Written exercise:
Go through each line of the records below and count those with the word "information"; give only the total.

Data in this exercise:

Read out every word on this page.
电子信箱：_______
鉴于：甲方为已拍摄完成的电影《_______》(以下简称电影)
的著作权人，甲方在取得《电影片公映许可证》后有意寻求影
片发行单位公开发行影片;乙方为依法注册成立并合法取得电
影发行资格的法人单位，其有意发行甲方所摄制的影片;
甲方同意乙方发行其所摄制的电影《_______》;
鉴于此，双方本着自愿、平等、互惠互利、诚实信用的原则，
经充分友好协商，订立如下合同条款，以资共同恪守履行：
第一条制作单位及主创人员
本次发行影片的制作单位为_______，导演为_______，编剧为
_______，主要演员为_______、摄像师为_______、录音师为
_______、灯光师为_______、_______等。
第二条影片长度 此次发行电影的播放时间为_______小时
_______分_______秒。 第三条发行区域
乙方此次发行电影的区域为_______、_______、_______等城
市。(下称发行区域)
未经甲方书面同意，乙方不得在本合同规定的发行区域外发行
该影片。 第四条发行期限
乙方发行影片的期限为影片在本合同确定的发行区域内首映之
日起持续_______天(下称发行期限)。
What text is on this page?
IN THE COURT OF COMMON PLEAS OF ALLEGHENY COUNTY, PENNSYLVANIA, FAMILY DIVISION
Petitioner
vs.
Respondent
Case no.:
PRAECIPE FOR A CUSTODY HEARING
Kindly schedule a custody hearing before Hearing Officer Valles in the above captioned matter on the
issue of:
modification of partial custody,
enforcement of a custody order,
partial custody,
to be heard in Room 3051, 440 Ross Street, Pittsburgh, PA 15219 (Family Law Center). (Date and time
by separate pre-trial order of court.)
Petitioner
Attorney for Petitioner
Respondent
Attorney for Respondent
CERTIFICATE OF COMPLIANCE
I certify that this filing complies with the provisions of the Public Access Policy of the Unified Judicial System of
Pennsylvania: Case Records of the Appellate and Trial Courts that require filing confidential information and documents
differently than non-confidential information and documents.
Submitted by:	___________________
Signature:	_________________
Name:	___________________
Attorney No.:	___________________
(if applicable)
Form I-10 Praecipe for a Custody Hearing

Exercise result:
2